"""

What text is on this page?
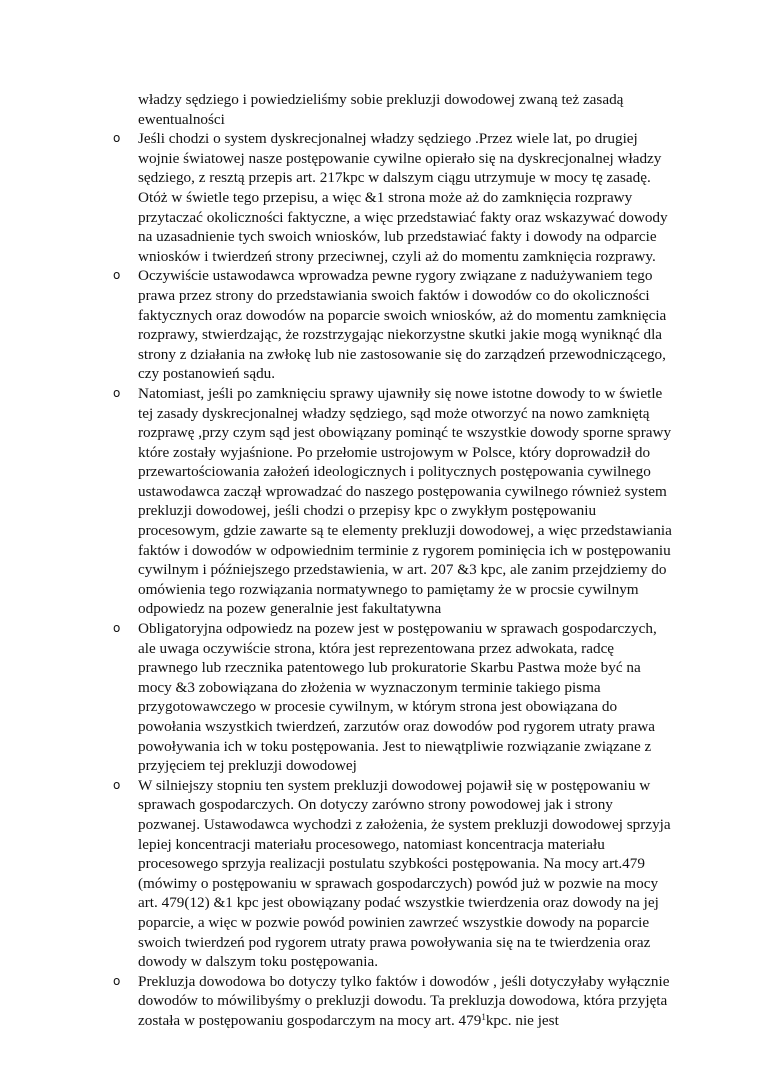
władzy sędziego i powiedzieliśmy sobie prekluzji dowodowej zwaną też zasadą ewentualności
o Jeśli chodzi o system dyskrecjonalnej władzy sędziego .Przez wiele lat, po drugiej wojnie światowej nasze postępowanie cywilne opierało się na dyskrecjonalnej władzy sędziego, z resztą przepis art. 217kpc w dalszym ciągu utrzymuje w mocy tę zasadę. Otóż w świetle tego przepisu, a więc &1 strona może aż do zamknięcia rozprawy przytaczać okoliczności faktyczne, a więc przedstawiać fakty oraz wskazywać dowody na uzasadnienie tych swoich wniosków, lub przedstawiać fakty i dowody na odparcie wniosków i twierdzeń strony przeciwnej, czyli aż do momentu zamknięcia rozprawy.
o Oczywiście ustawodawca wprowadza pewne rygory związane z nadużywaniem tego prawa przez strony do przedstawiania swoich faktów i dowodów co do okoliczności faktycznych oraz dowodów na poparcie swoich wniosków, aż do momentu zamknięcia rozprawy, stwierdzając, że rozstrzygając niekorzystne skutki jakie mogą wyniknąć dla strony z działania na zwłokę lub nie zastosowanie się do zarządzeń przewodniczącego, czy postanowień sądu.
o Natomiast, jeśli po zamknięciu sprawy ujawniły się nowe istotne dowody to w świetle tej zasady dyskrecjonalnej władzy sędziego, sąd może otworzyć na nowo zamkniętą rozprawę ,przy czym sąd jest obowiązany pominąć te wszystkie dowody sporne sprawy które zostały wyjaśnione. Po przełomie ustrojowym w Polsce, który doprowadził do przewartościowania założeń ideologicznych i politycznych postępowania cywilnego ustawodawca zaczął wprowadzać do naszego postępowania cywilnego również system prekluzji dowodowej, jeśli chodzi o przepisy kpc o zwykłym postępowaniu procesowym, gdzie zawarte są te elementy prekluzji dowodowej, a więc przedstawiania faktów i dowodów w odpowiednim terminie z rygorem pominięcia ich w postępowaniu cywilnym i późniejszego przedstawienia, w art. 207 &3 kpc, ale zanim przejdziemy do omówienia tego rozwiązania normatywnego to pamiętamy że w procsie cywilnym odpowiedz na pozew generalnie jest fakultatywna
o Obligatoryjna odpowiedz na pozew jest w postępowaniu w sprawach gospodarczych, ale uwaga oczywiście strona, która jest reprezentowana przez adwokata, radcę prawnego lub rzecznika patentowego lub prokuratorie Skarbu Pastwa może być na mocy &3 zobowiązana do złożenia w wyznaczonym terminie takiego pisma przygotowawczego w procesie cywilnym, w którym strona jest obowiązana do powołania wszystkich twierdzeń, zarzutów oraz dowodów pod rygorem utraty prawa powoływania ich w toku postępowania. Jest to niewątpliwie rozwiązanie związane z przyjęciem tej prekluzji dowodowej
o W silniejszy stopniu ten system prekluzji dowodowej pojawił się w postępowaniu w sprawach gospodarczych. On dotyczy zarówno strony powodowej jak i strony pozwanej. Ustawodawca wychodzi z założenia, że system prekluzji dowodowej sprzyja lepiej koncentracji materiału procesowego, natomiast koncentracja materiału procesowego sprzyja realizacji postulatu szybkości postępowania. Na mocy art.479 (mówimy o postępowaniu w sprawach gospodarczych) powód już w pozwie na mocy art. 479(12) &1 kpc jest obowiązany podać wszystkie twierdzenia oraz dowody na jej poparcie, a więc w pozwie powód powinien zawrzeć wszystkie dowody na poparcie swoich twierdzeń pod rygorem utraty prawa powoływania się na te twierdzenia oraz dowody w dalszym toku postępowania.
o Prekluzja dowodowa bo dotyczy tylko faktów i dowodów , jeśli dotyczyłaby wyłącznie dowodów to mówilibyśmy o prekluzji dowodu. Ta prekluzja dowodowa, która przyjęta została w postępowaniu gospodarczym na mocy art. $479^1kpc$. nie jest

"""

Your copy should repeat each entry above exactly but contain no pictures.

What text is on this page?
władzy sędziego i powiedzieliśmy sobie prekluzji dowodowej zwaną też zasadą ewentualności
o Jeśli chodzi o system dyskrecjonalnej władzy sędziego .Przez wiele lat, po drugiej wojnie światowej nasze postępowanie cywilne opierało się na dyskrecjonalnej władzy sędziego, z resztą przepis art. 217kpc w dalszym ciągu utrzymuje w mocy tę zasadę. Otóż w świetle tego przepisu, a więc &1 strona może aż do zamknięcia rozprawy przytaczać okoliczności faktyczne, a więc przedstawiać fakty oraz wskazywać dowody na uzasadnienie tych swoich wniosków, lub przedstawiać fakty i dowody na odparcie wniosków i twierdzeń strony przeciwnej, czyli aż do momentu zamknięcia rozprawy.
o Oczywiście ustawodawca wprowadza pewne rygory związane z nadużywaniem tego prawa przez strony do przedstawiania swoich faktów i dowodów co do okoliczności faktycznych oraz dowodów na poparcie swoich wniosków, aż do momentu zamknięcia rozprawy, stwierdzając, że rozstrzygając niekorzystne skutki jakie mogą wyniknąć dla strony z działania na zwłokę lub nie zastosowanie się do zarządzeń przewodniczącego, czy postanowień sądu.
o Natomiast, jeśli po zamknięciu sprawy ujawniły się nowe istotne dowody to w świetle tej zasady dyskrecjonalnej władzy sędziego, sąd może otworzyć na nowo zamkniętą rozprawę ,przy czym sąd jest obowiązany pominąć te wszystkie dowody sporne sprawy które zostały wyjaśnione. Po przełomie ustrojowym w Polsce, który doprowadził do przewartościowania założeń ideologicznych i politycznych postępowania cywilnego ustawodawca zaczął wprowadzać do naszego postępowania cywilnego również system prekluzji dowodowej, jeśli chodzi o przepisy kpc o zwykłym postępowaniu procesowym, gdzie zawarte są te elementy prekluzji dowodowej, a więc przedstawiania faktów i dowodów w odpowiednim terminie z rygorem pominięcia ich w postępowaniu cywilnym i późniejszego przedstawienia, w art. 207 &3 kpc, ale zanim przejdziemy do omówienia tego rozwiązania normatywnego to pamiętamy że w procsie cywilnym odpowiedz na pozew generalnie jest fakultatywna
o Obligatoryjna odpowiedz na pozew jest w postępowaniu w sprawach gospodarczych, ale uwaga oczywiście strona, która jest reprezentowana przez adwokata, radcę prawnego lub rzecznika patentowego lub prokuratorie Skarbu Pastwa może być na mocy &3 zobowiązana do złożenia w wyznaczonym terminie takiego pisma przygotowawczego w procesie cywilnym, w którym strona jest obowiązana do powołania wszystkich twierdzeń, zarzutów oraz dowodów pod rygorem utraty prawa powoływania ich w toku postępowania. Jest to niewątpliwie rozwiązanie związane z przyjęciem tej prekluzji dowodowej
o W silniejszy stopniu ten system prekluzji dowodowej pojawił się w postępowaniu w sprawach gospodarczych. On dotyczy zarówno strony powodowej jak i strony pozwanej. Ustawodawca wychodzi z założenia, że system prekluzji dowodowej sprzyja lepiej koncentracji materiału procesowego, natomiast koncentracja materiału procesowego sprzyja realizacji postulatu szybkości postępowania. Na mocy art.479 (mówimy o postępowaniu w sprawach gospodarczych) powód już w pozwie na mocy art. 479(12) &1 kpc jest obowiązany podać wszystkie twierdzenia oraz dowody na jej poparcie, a więc w pozwie powód powinien zawrzeć wszystkie dowody na poparcie swoich twierdzeń pod rygorem utraty prawa powoływania się na te twierdzenia oraz dowody w dalszym toku postępowania.
o Prekluzja dowodowa bo dotyczy tylko faktów i dowodów , jeśli dotyczyłaby wyłącznie dowodów to mówilibyśmy o prekluzji dowodu. Ta prekluzja dowodowa, która przyjęta została w postępowaniu gospodarczym na mocy art. $479^1kpc$. nie jest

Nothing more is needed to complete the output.